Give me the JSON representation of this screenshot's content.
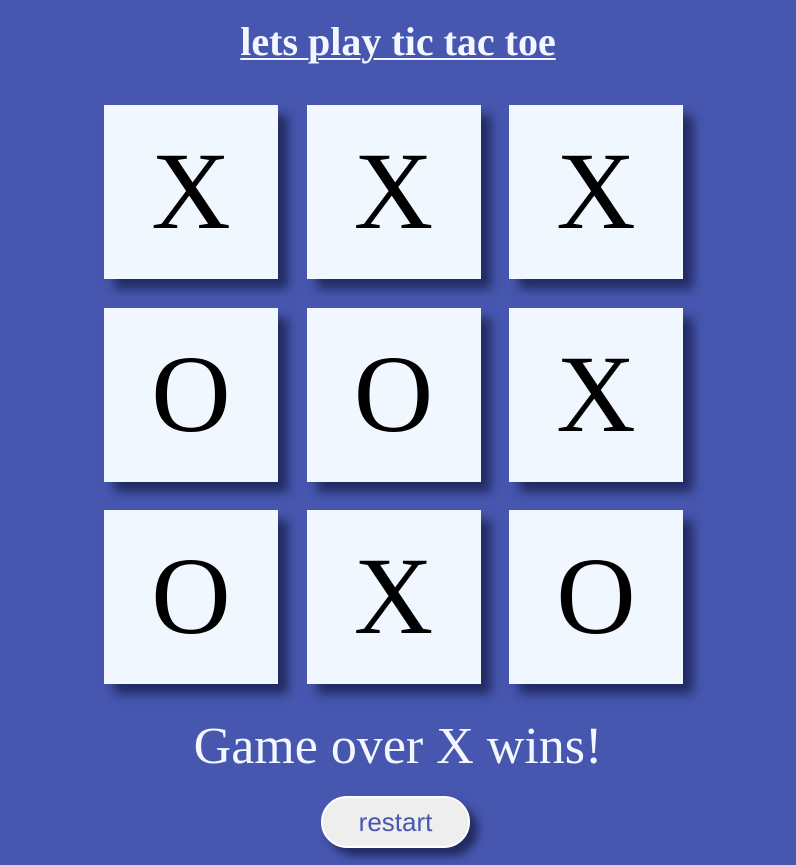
{
  "header": {
    "title": "lets play tic tac toe"
  },
  "board": {
    "cells": [
      [
        "X",
        "X",
        "X"
      ],
      [
        "O",
        "O",
        "X"
      ],
      [
        "O",
        "X",
        "O"
      ]
    ]
  },
  "status": {
    "message": "Game over X wins!"
  },
  "controls": {
    "restart_label": "restart"
  },
  "colors": {
    "background": "#4757b0",
    "cell": "#f0f7ff",
    "text_light": "#f3f7ff",
    "mark": "#000000",
    "button_bg": "#eeeeee",
    "button_text": "#4757b0"
  }
}
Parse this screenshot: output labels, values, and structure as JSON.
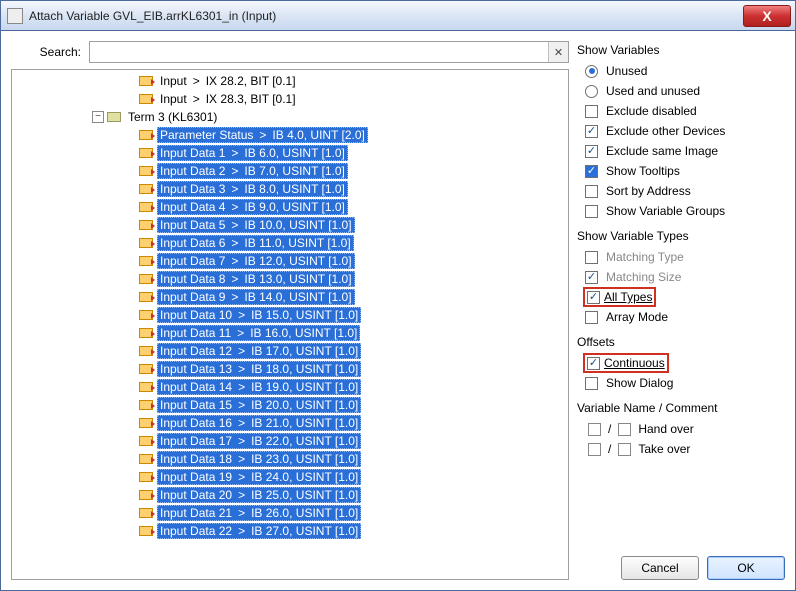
{
  "title": "Attach Variable GVL_EIB.arrKL6301_in (Input)",
  "search": {
    "label": "Search:",
    "value": "",
    "placeholder": ""
  },
  "tree": {
    "top_items": [
      {
        "label": "Input",
        "detail": "IX 28.2, BIT [0.1]"
      },
      {
        "label": "Input",
        "detail": "IX 28.3, BIT [0.1]"
      }
    ],
    "node_label": "Term 3 (KL6301)",
    "selected": [
      {
        "label": "Parameter Status",
        "detail": "IB 4.0, UINT [2.0]"
      },
      {
        "label": "Input Data 1",
        "detail": "IB 6.0, USINT [1.0]"
      },
      {
        "label": "Input Data 2",
        "detail": "IB 7.0, USINT [1.0]"
      },
      {
        "label": "Input Data 3",
        "detail": "IB 8.0, USINT [1.0]"
      },
      {
        "label": "Input Data 4",
        "detail": "IB 9.0, USINT [1.0]"
      },
      {
        "label": "Input Data 5",
        "detail": "IB 10.0, USINT [1.0]"
      },
      {
        "label": "Input Data 6",
        "detail": "IB 11.0, USINT [1.0]"
      },
      {
        "label": "Input Data 7",
        "detail": "IB 12.0, USINT [1.0]"
      },
      {
        "label": "Input Data 8",
        "detail": "IB 13.0, USINT [1.0]"
      },
      {
        "label": "Input Data 9",
        "detail": "IB 14.0, USINT [1.0]"
      },
      {
        "label": "Input Data 10",
        "detail": "IB 15.0, USINT [1.0]"
      },
      {
        "label": "Input Data 11",
        "detail": "IB 16.0, USINT [1.0]"
      },
      {
        "label": "Input Data 12",
        "detail": "IB 17.0, USINT [1.0]"
      },
      {
        "label": "Input Data 13",
        "detail": "IB 18.0, USINT [1.0]"
      },
      {
        "label": "Input Data 14",
        "detail": "IB 19.0, USINT [1.0]"
      },
      {
        "label": "Input Data 15",
        "detail": "IB 20.0, USINT [1.0]"
      },
      {
        "label": "Input Data 16",
        "detail": "IB 21.0, USINT [1.0]"
      },
      {
        "label": "Input Data 17",
        "detail": "IB 22.0, USINT [1.0]"
      },
      {
        "label": "Input Data 18",
        "detail": "IB 23.0, USINT [1.0]"
      },
      {
        "label": "Input Data 19",
        "detail": "IB 24.0, USINT [1.0]"
      },
      {
        "label": "Input Data 20",
        "detail": "IB 25.0, USINT [1.0]"
      },
      {
        "label": "Input Data 21",
        "detail": "IB 26.0, USINT [1.0]"
      },
      {
        "label": "Input Data 22",
        "detail": "IB 27.0, USINT [1.0]"
      }
    ]
  },
  "right": {
    "show_vars_title": "Show Variables",
    "unused": "Unused",
    "used_unused": "Used and unused",
    "exclude_disabled": "Exclude disabled",
    "exclude_other_devices": "Exclude other Devices",
    "exclude_same_image": "Exclude same Image",
    "show_tooltips": "Show Tooltips",
    "sort_by_address": "Sort by Address",
    "show_var_groups": "Show Variable Groups",
    "show_var_types_title": "Show Variable Types",
    "matching_type": "Matching Type",
    "matching_size": "Matching Size",
    "all_types": "All Types",
    "array_mode": "Array Mode",
    "offsets_title": "Offsets",
    "continuous": "Continuous",
    "show_dialog": "Show Dialog",
    "var_name_title": "Variable Name / Comment",
    "hand_over": "Hand over",
    "take_over": "Take over"
  },
  "buttons": {
    "cancel": "Cancel",
    "ok": "OK"
  }
}
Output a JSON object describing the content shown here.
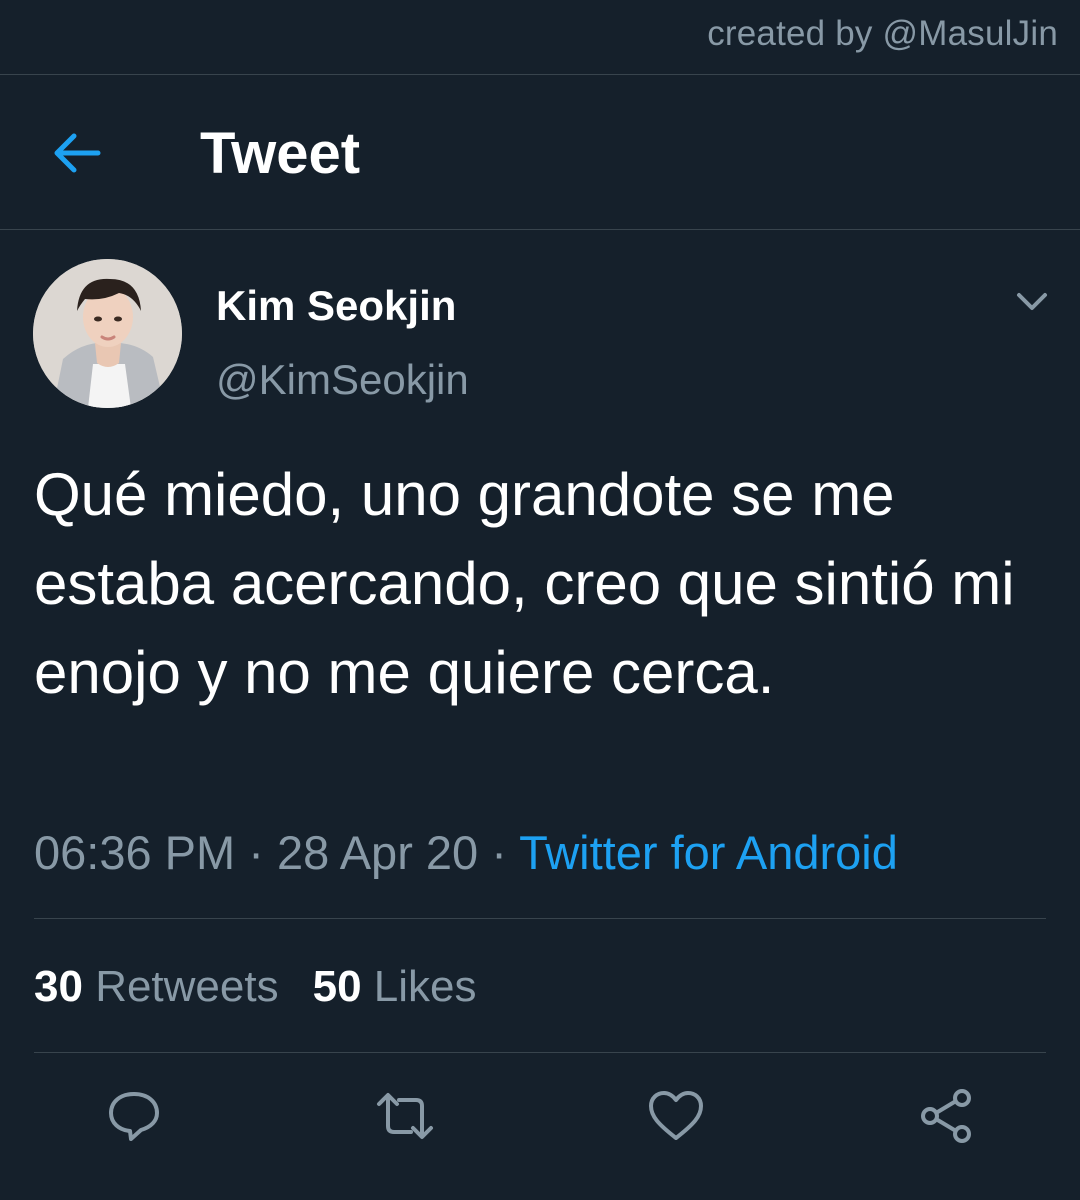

*WHAT THIS TASK INVOLVES:* Using the records above, output their complete text exactly, minus any images.

*WORKED ANSWER:*
Give me the JSON representation of this screenshot's content.
{
  "header": {
    "title": "lets play tic tac toe"
  },
  "board": {
    "cells": [
      [
        "X",
        "X",
        "X"
      ],
      [
        "O",
        "O",
        "X"
      ],
      [
        "O",
        "X",
        "O"
      ]
    ]
  },
  "status": {
    "message": "Game over X wins!"
  },
  "controls": {
    "restart_label": "restart"
  },
  "colors": {
    "background": "#4757b0",
    "cell": "#f0f7ff",
    "text_light": "#f3f7ff",
    "mark": "#000000",
    "button_bg": "#eeeeee",
    "button_text": "#4757b0"
  }
}
Parse this screenshot: output labels, values, and structure as JSON.
{
  "title": "Attach Variable GVL_EIB.arrKL6301_in (Input)",
  "search": {
    "label": "Search:",
    "value": "",
    "placeholder": ""
  },
  "tree": {
    "top_items": [
      {
        "label": "Input",
        "detail": "IX 28.2, BIT [0.1]"
      },
      {
        "label": "Input",
        "detail": "IX 28.3, BIT [0.1]"
      }
    ],
    "node_label": "Term 3 (KL6301)",
    "selected": [
      {
        "label": "Parameter Status",
        "detail": "IB 4.0, UINT [2.0]"
      },
      {
        "label": "Input Data 1",
        "detail": "IB 6.0, USINT [1.0]"
      },
      {
        "label": "Input Data 2",
        "detail": "IB 7.0, USINT [1.0]"
      },
      {
        "label": "Input Data 3",
        "detail": "IB 8.0, USINT [1.0]"
      },
      {
        "label": "Input Data 4",
        "detail": "IB 9.0, USINT [1.0]"
      },
      {
        "label": "Input Data 5",
        "detail": "IB 10.0, USINT [1.0]"
      },
      {
        "label": "Input Data 6",
        "detail": "IB 11.0, USINT [1.0]"
      },
      {
        "label": "Input Data 7",
        "detail": "IB 12.0, USINT [1.0]"
      },
      {
        "label": "Input Data 8",
        "detail": "IB 13.0, USINT [1.0]"
      },
      {
        "label": "Input Data 9",
        "detail": "IB 14.0, USINT [1.0]"
      },
      {
        "label": "Input Data 10",
        "detail": "IB 15.0, USINT [1.0]"
      },
      {
        "label": "Input Data 11",
        "detail": "IB 16.0, USINT [1.0]"
      },
      {
        "label": "Input Data 12",
        "detail": "IB 17.0, USINT [1.0]"
      },
      {
        "label": "Input Data 13",
        "detail": "IB 18.0, USINT [1.0]"
      },
      {
        "label": "Input Data 14",
        "detail": "IB 19.0, USINT [1.0]"
      },
      {
        "label": "Input Data 15",
        "detail": "IB 20.0, USINT [1.0]"
      },
      {
        "label": "Input Data 16",
        "detail": "IB 21.0, USINT [1.0]"
      },
      {
        "label": "Input Data 17",
        "detail": "IB 22.0, USINT [1.0]"
      },
      {
        "label": "Input Data 18",
        "detail": "IB 23.0, USINT [1.0]"
      },
      {
        "label": "Input Data 19",
        "detail": "IB 24.0, USINT [1.0]"
      },
      {
        "label": "Input Data 20",
        "detail": "IB 25.0, USINT [1.0]"
      },
      {
        "label": "Input Data 21",
        "detail": "IB 26.0, USINT [1.0]"
      },
      {
        "label": "Input Data 22",
        "detail": "IB 27.0, USINT [1.0]"
      }
    ]
  },
  "right": {
    "show_vars_title": "Show Variables",
    "unused": "Unused",
    "used_unused": "Used and unused",
    "exclude_disabled": "Exclude disabled",
    "exclude_other_devices": "Exclude other Devices",
    "exclude_same_image": "Exclude same Image",
    "show_tooltips": "Show Tooltips",
    "sort_by_address": "Sort by Address",
    "show_var_groups": "Show Variable Groups",
    "show_var_types_title": "Show Variable Types",
    "matching_type": "Matching Type",
    "matching_size": "Matching Size",
    "all_types": "All Types",
    "array_mode": "Array Mode",
    "offsets_title": "Offsets",
    "continuous": "Continuous",
    "show_dialog": "Show Dialog",
    "var_name_title": "Variable Name / Comment",
    "hand_over": "Hand over",
    "take_over": "Take over"
  },
  "buttons": {
    "cancel": "Cancel",
    "ok": "OK"
  }
}
Output a JSON object describing the content shown here.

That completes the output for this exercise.